--- RECORDS PROVIDED ---
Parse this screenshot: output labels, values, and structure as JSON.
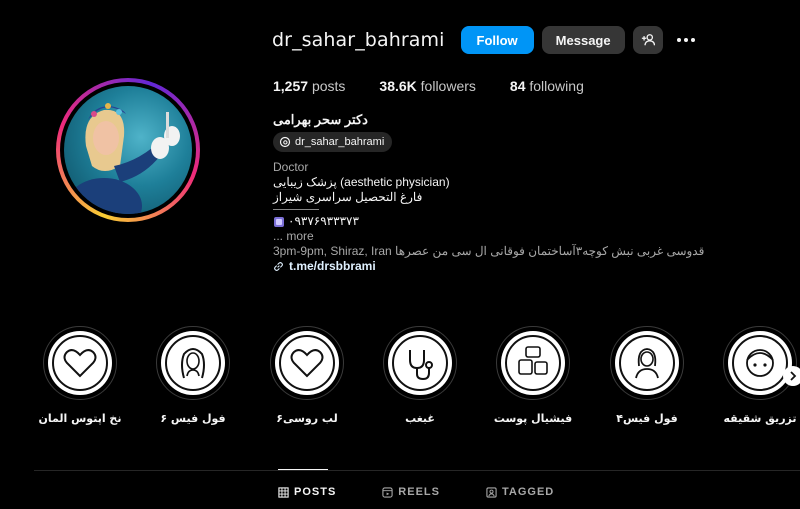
{
  "profile": {
    "username": "dr_sahar_bahrami",
    "follow_label": "Follow",
    "message_label": "Message",
    "avatar_icon": "profile-photo",
    "stats": {
      "posts_count": "1,257",
      "posts_label": "posts",
      "followers_count": "38.6K",
      "followers_label": "followers",
      "following_count": "84",
      "following_label": "following"
    },
    "bio": {
      "name": "دکتر سحر بهرامی",
      "threads_handle": "dr_sahar_bahrami",
      "category": "Doctor",
      "line1": "پزشک زیبایی (aesthetic physician)",
      "line2": "فارغ التحصیل سراسری شیراز",
      "phone": "۰۹۳۷۶۹۳۳۳۷۳",
      "more": "... more",
      "address": "3pm-9pm, Shiraz, Iran قدوسی غربی نبش کوچه۳آساختمان فوقانی ال سی من عصرها",
      "link": "t.me/drsbbrami"
    }
  },
  "highlights": [
    {
      "label": "نخ اپتوس المان",
      "icon": "heart-icon"
    },
    {
      "label": "فول فیس ۶",
      "icon": "woman-hair-icon"
    },
    {
      "label": "لب روسی۶",
      "icon": "heart-icon"
    },
    {
      "label": "غبغب",
      "icon": "stethoscope-icon"
    },
    {
      "label": "فیشیال پوست",
      "icon": "cream-jars-icon"
    },
    {
      "label": "فول فیس۴",
      "icon": "woman-portrait-icon"
    },
    {
      "label": "تزریق شقیقه",
      "icon": "face-icon"
    }
  ],
  "tabs": [
    {
      "label": "POSTS",
      "icon": "grid-icon",
      "active": true
    },
    {
      "label": "REELS",
      "icon": "reels-icon",
      "active": false
    },
    {
      "label": "TAGGED",
      "icon": "tagged-icon",
      "active": false
    }
  ],
  "colors": {
    "background": "#000000",
    "follow_button": "#0095f6",
    "secondary_button": "#363636"
  }
}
---
▶ [WRITTEN INSTRUCTION]: Every line of the material is to be quoted exactly, with no pictures carried over.

▶ [ANSWER FOR THIS EXERCISE]:
Parse this screenshot: output labels, values, and structure as JSON.
{
  "profile": {
    "username": "dr_sahar_bahrami",
    "follow_label": "Follow",
    "message_label": "Message",
    "avatar_icon": "profile-photo",
    "stats": {
      "posts_count": "1,257",
      "posts_label": "posts",
      "followers_count": "38.6K",
      "followers_label": "followers",
      "following_count": "84",
      "following_label": "following"
    },
    "bio": {
      "name": "دکتر سحر بهرامی",
      "threads_handle": "dr_sahar_bahrami",
      "category": "Doctor",
      "line1": "پزشک زیبایی (aesthetic physician)",
      "line2": "فارغ التحصیل سراسری شیراز",
      "phone": "۰۹۳۷۶۹۳۳۳۷۳",
      "more": "... more",
      "address": "3pm-9pm, Shiraz, Iran قدوسی غربی نبش کوچه۳آساختمان فوقانی ال سی من عصرها",
      "link": "t.me/drsbbrami"
    }
  },
  "highlights": [
    {
      "label": "نخ اپتوس المان",
      "icon": "heart-icon"
    },
    {
      "label": "فول فیس ۶",
      "icon": "woman-hair-icon"
    },
    {
      "label": "لب روسی۶",
      "icon": "heart-icon"
    },
    {
      "label": "غبغب",
      "icon": "stethoscope-icon"
    },
    {
      "label": "فیشیال پوست",
      "icon": "cream-jars-icon"
    },
    {
      "label": "فول فیس۴",
      "icon": "woman-portrait-icon"
    },
    {
      "label": "تزریق شقیقه",
      "icon": "face-icon"
    }
  ],
  "tabs": [
    {
      "label": "POSTS",
      "icon": "grid-icon",
      "active": true
    },
    {
      "label": "REELS",
      "icon": "reels-icon",
      "active": false
    },
    {
      "label": "TAGGED",
      "icon": "tagged-icon",
      "active": false
    }
  ],
  "colors": {
    "background": "#000000",
    "follow_button": "#0095f6",
    "secondary_button": "#363636"
  }
}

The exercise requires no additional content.